[Exercise directions] Copy out the listing that follows, exact in every word, and skip the images.
— BEGIN —
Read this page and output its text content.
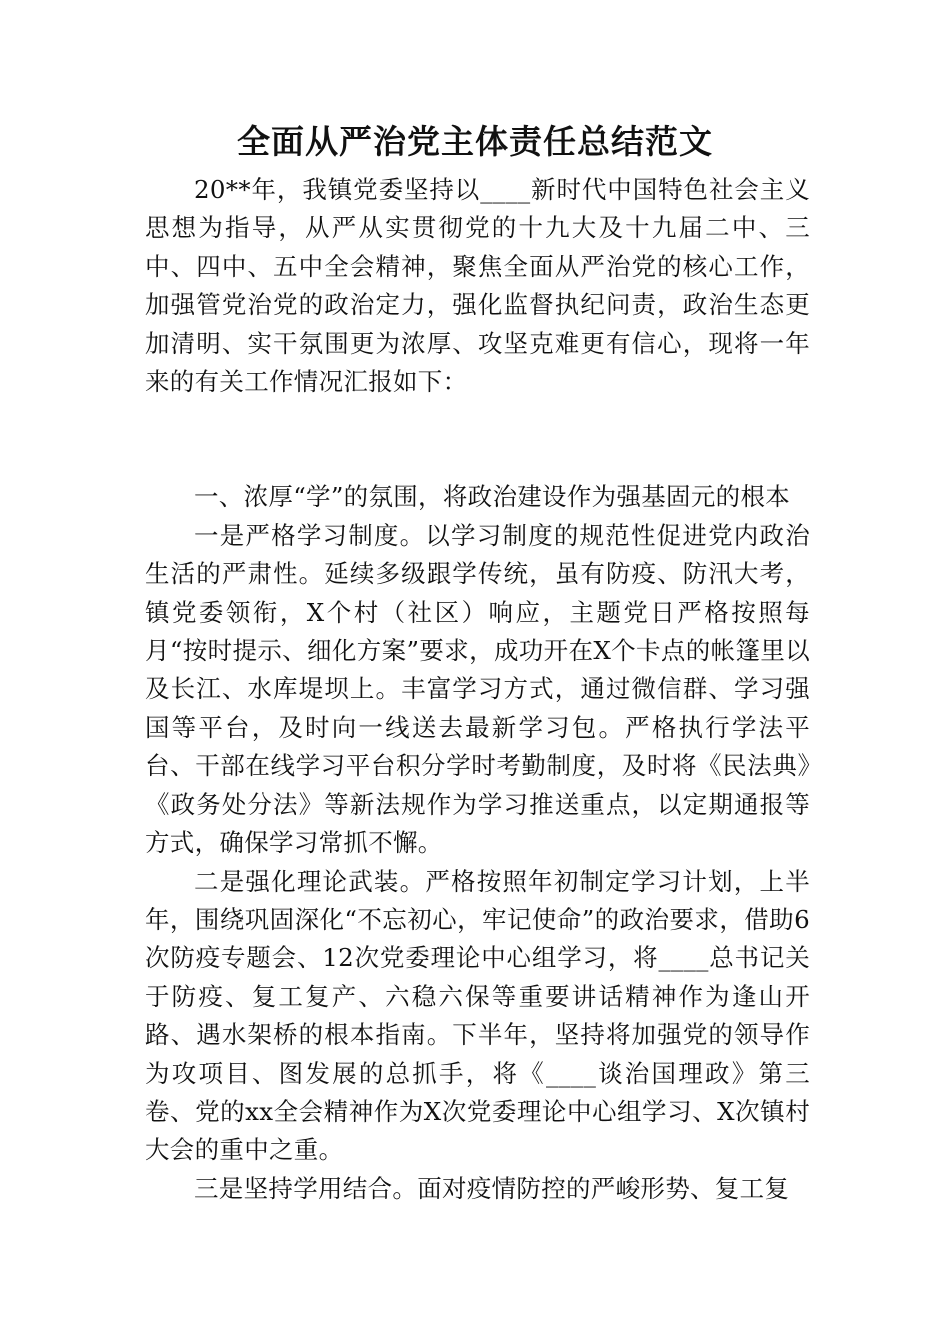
全面从严治党主体责任总结范文

20**年，我镇党委坚持以____新时代中国特色社会主义思想为指导，从严从实贯彻党的十九大及十九届二中、三中、四中、五中全会精神，聚焦全面从严治党的核心工作，加强管党治党的政治定力，强化监督执纪问责，政治生态更加清明、实干氛围更为浓厚、攻坚克难更有信心，现将一年来的有关工作情况汇报如下：

一、浓厚“学”的氛围，将政治建设作为强基固元的根本

一是严格学习制度。以学习制度的规范性促进党内政治生活的严肃性。延续多级跟学传统，虽有防疫、防汛大考，镇党委领衔，X个村（社区）响应，主题党日严格按照每月“按时提示、细化方案”要求，成功开在X个卡点的帐篷里以及长江、水库堤坝上。丰富学习方式，通过微信群、学习强国等平台，及时向一线送去最新学习包。严格执行学法平台、干部在线学习平台积分学时考勤制度，及时将《民法典》《政务处分法》等新法规作为学习推送重点，以定期通报等方式，确保学习常抓不懈。

二是强化理论武装。严格按照年初制定学习计划，上半年，围绕巩固深化“不忘初心，牢记使命”的政治要求，借助6次防疫专题会、12次党委理论中心组学习，将____总书记关于防疫、复工复产、六稳六保等重要讲话精神作为逢山开路、遇水架桥的根本指南。下半年，坚持将加强党的领导作为攻项目、图发展的总抓手，将《____谈治国理政》第三卷、党的xx全会精神作为X次党委理论中心组学习、X次镇村大会的重中之重。

三是坚持学用结合。面对疫情防控的严峻形势、复工复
— END —
[The completed task]
Read this page and output its text content.
全面从严治党主体责任总结范文

20**年，我镇党委坚持以____新时代中国特色社会主义思想为指导，从严从实贯彻党的十九大及十九届二中、三中、四中、五中全会精神，聚焦全面从严治党的核心工作，加强管党治党的政治定力，强化监督执纪问责，政治生态更加清明、实干氛围更为浓厚、攻坚克难更有信心，现将一年来的有关工作情况汇报如下：

一、浓厚“学”的氛围，将政治建设作为强基固元的根本

一是严格学习制度。以学习制度的规范性促进党内政治生活的严肃性。延续多级跟学传统，虽有防疫、防汛大考，镇党委领衔，X个村（社区）响应，主题党日严格按照每月“按时提示、细化方案”要求，成功开在X个卡点的帐篷里以及长江、水库堤坝上。丰富学习方式，通过微信群、学习强国等平台，及时向一线送去最新学习包。严格执行学法平台、干部在线学习平台积分学时考勤制度，及时将《民法典》《政务处分法》等新法规作为学习推送重点，以定期通报等方式，确保学习常抓不懈。

二是强化理论武装。严格按照年初制定学习计划，上半年，围绕巩固深化“不忘初心，牢记使命”的政治要求，借助6次防疫专题会、12次党委理论中心组学习，将____总书记关于防疫、复工复产、六稳六保等重要讲话精神作为逢山开路、遇水架桥的根本指南。下半年，坚持将加强党的领导作为攻项目、图发展的总抓手，将《____谈治国理政》第三卷、党的xx全会精神作为X次党委理论中心组学习、X次镇村大会的重中之重。

三是坚持学用结合。面对疫情防控的严峻形势、复工复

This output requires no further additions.